+++ Data listing +++
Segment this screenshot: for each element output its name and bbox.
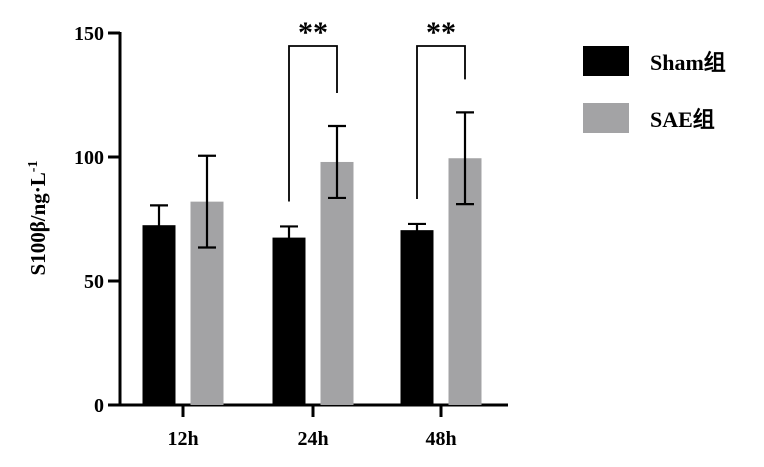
- x-tick-label-24h: 24h: [297, 428, 328, 450]
- bar-48h-series-0: [400, 230, 434, 405]
- y-axis-title-superscript: -1: [26, 161, 41, 173]
- x-tick-label-48h: 48h: [425, 428, 456, 450]
- y-axis-title: S100β/ng·L-1: [26, 161, 50, 276]
- legend-label-series-1: SAE组: [650, 107, 715, 132]
- plot-area: 0 50 100 150 12h 24h 48h ** **: [74, 16, 508, 450]
- bar-24h-series-0: [272, 237, 306, 405]
- x-tick-label-12h: 12h: [167, 428, 198, 450]
- y-tick-label-100: 100: [74, 147, 104, 169]
- y-tick-label-0: 0: [94, 395, 104, 417]
- significance-bracket-48h: [416, 45, 466, 199]
- y-tick-label-150: 150: [74, 23, 104, 45]
- y-tick-label-50: 50: [84, 271, 104, 293]
- significance-label-48h: **: [426, 16, 456, 49]
- bar-12h-series-0: [142, 225, 176, 405]
- significance-label-24h: **: [298, 16, 328, 49]
- bar-24h-series-1: [320, 161, 354, 405]
- significance-bracket-24h: [288, 45, 338, 202]
- legend-label-series-0: Sham组: [650, 50, 726, 75]
- legend: Sham组 SAE组: [583, 46, 726, 133]
- legend-swatch-series-0: [583, 46, 629, 76]
- y-axis-title-text: S100β/ng·L: [26, 172, 50, 275]
- legend-swatch-series-1: [583, 103, 629, 133]
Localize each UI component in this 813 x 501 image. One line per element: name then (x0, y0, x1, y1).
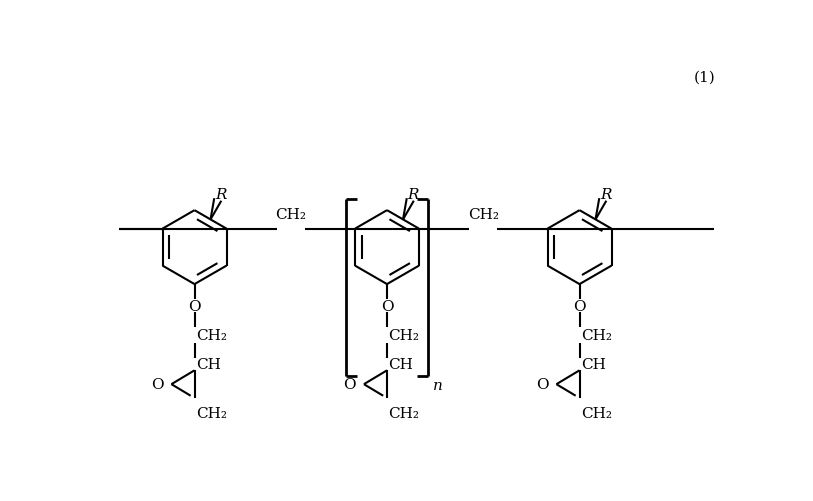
Text: CH: CH (196, 357, 221, 371)
Text: CH₂: CH₂ (196, 406, 227, 420)
Text: (1): (1) (694, 71, 715, 85)
Text: R: R (215, 188, 227, 202)
Text: O: O (573, 299, 586, 313)
Text: CH₂: CH₂ (276, 207, 307, 221)
Text: n: n (433, 378, 443, 392)
Text: R: R (407, 188, 420, 202)
Text: O: O (151, 377, 163, 391)
Text: CH₂: CH₂ (196, 328, 227, 342)
Text: O: O (380, 299, 393, 313)
Text: CH₂: CH₂ (389, 328, 420, 342)
Text: CH₂: CH₂ (467, 207, 498, 221)
Text: R: R (600, 188, 611, 202)
Text: O: O (536, 377, 549, 391)
Text: CH₂: CH₂ (581, 328, 612, 342)
Text: CH₂: CH₂ (389, 406, 420, 420)
Text: CH: CH (389, 357, 414, 371)
Text: CH: CH (581, 357, 606, 371)
Text: CH₂: CH₂ (581, 406, 612, 420)
Text: O: O (344, 377, 356, 391)
Text: O: O (188, 299, 201, 313)
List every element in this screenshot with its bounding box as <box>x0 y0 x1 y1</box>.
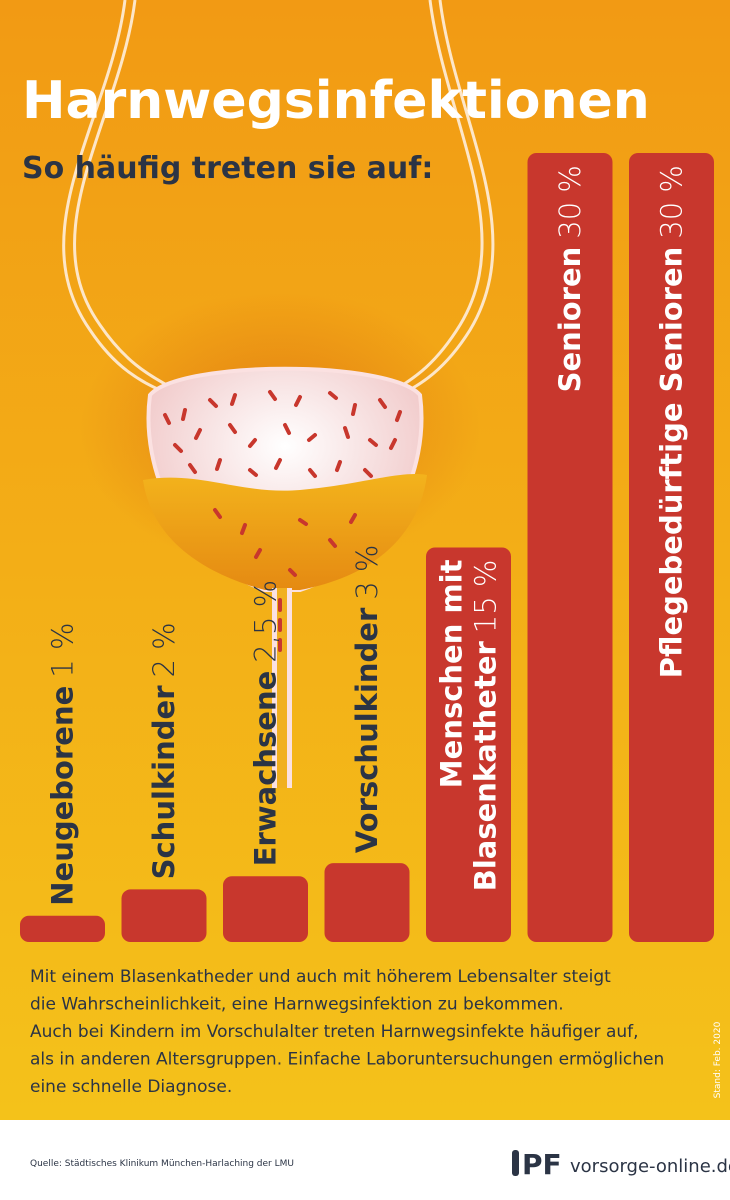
description: Mit einem Blasenkatheder und auch mit hö… <box>30 967 664 1097</box>
bar <box>527 153 613 942</box>
value-label: 30 % <box>655 165 689 239</box>
category-label: Neugeborene 1 % <box>46 622 80 905</box>
bar <box>121 889 207 942</box>
category-label: Erwachsene 2,5 % <box>249 580 283 866</box>
footer-background <box>0 1120 730 1200</box>
value-label: 15 % <box>469 560 503 634</box>
bladder-illustration <box>62 0 495 788</box>
bar <box>223 876 308 942</box>
category-name: Senioren <box>553 247 587 393</box>
category-label: Schulkinder 2 % <box>147 622 181 879</box>
category-name: Pflegebedürftige Senioren <box>655 247 689 679</box>
bar <box>629 153 714 942</box>
description-line: die Wahrscheinlichkeit, eine Harnwegsinf… <box>30 995 564 1015</box>
bar <box>20 915 105 942</box>
category-label: Vorschulkinder 3 % <box>350 544 384 853</box>
value-label: 30 % <box>553 165 587 239</box>
category-name: Schulkinder <box>147 685 181 880</box>
category-name: Blasenkatheter <box>469 640 503 891</box>
category-label: Blasenkatheter 15 % <box>469 560 503 892</box>
value-label: 2,5 % <box>249 580 283 663</box>
category-name: Vorschulkinder <box>350 607 384 853</box>
value-label: 3 % <box>350 544 384 599</box>
description-line: Mit einem Blasenkatheder und auch mit hö… <box>30 967 611 987</box>
website: vorsorge-online.de <box>570 1156 730 1177</box>
category-name: Neugeborene <box>46 686 80 906</box>
description-line: Auch bei Kindern im Vorschulalter treten… <box>30 1022 639 1042</box>
logo: PF <box>522 1148 562 1181</box>
description-line: eine schnelle Diagnose. <box>30 1077 232 1097</box>
value-label: 2 % <box>147 622 181 677</box>
source: Quelle: Städtisches Klinikum München-Har… <box>30 1159 294 1169</box>
bar <box>324 863 410 942</box>
category-label: Pflegebedürftige Senioren 30 % <box>655 165 689 678</box>
value-label: 1 % <box>46 622 80 677</box>
description-line: als in anderen Altersgruppen. Einfache L… <box>30 1050 664 1070</box>
category-label: Menschen mit <box>435 559 469 788</box>
chart-subtitle: So häufig treten sie auf: <box>22 151 433 186</box>
date-note: Stand: Feb. 2020 <box>713 1021 723 1098</box>
category-name: Menschen mit <box>435 559 469 788</box>
logo-icon <box>512 1150 519 1176</box>
category-label: Senioren 30 % <box>553 165 587 392</box>
category-name: Erwachsene <box>249 671 283 867</box>
bar <box>426 547 511 942</box>
chart-title: Harnwegsinfektionen <box>22 71 650 131</box>
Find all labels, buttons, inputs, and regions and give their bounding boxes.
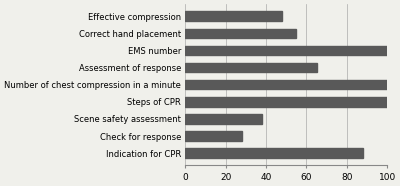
Bar xyxy=(185,12,282,21)
Bar xyxy=(185,97,387,107)
Bar xyxy=(185,63,316,72)
Bar xyxy=(185,114,262,124)
Bar xyxy=(185,46,387,55)
Bar xyxy=(185,80,387,89)
Bar xyxy=(185,29,296,38)
Bar xyxy=(185,148,363,158)
Bar xyxy=(185,131,242,141)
+++
### [Written instruction]
Please repeat the stretch of lines from the one containing "Bar xyxy=(185,12,282,21)" through the end of the lines above, keeping every character the same.

### [Full output]
Bar xyxy=(185,12,282,21)
Bar xyxy=(185,97,387,107)
Bar xyxy=(185,63,316,72)
Bar xyxy=(185,114,262,124)
Bar xyxy=(185,46,387,55)
Bar xyxy=(185,80,387,89)
Bar xyxy=(185,29,296,38)
Bar xyxy=(185,148,363,158)
Bar xyxy=(185,131,242,141)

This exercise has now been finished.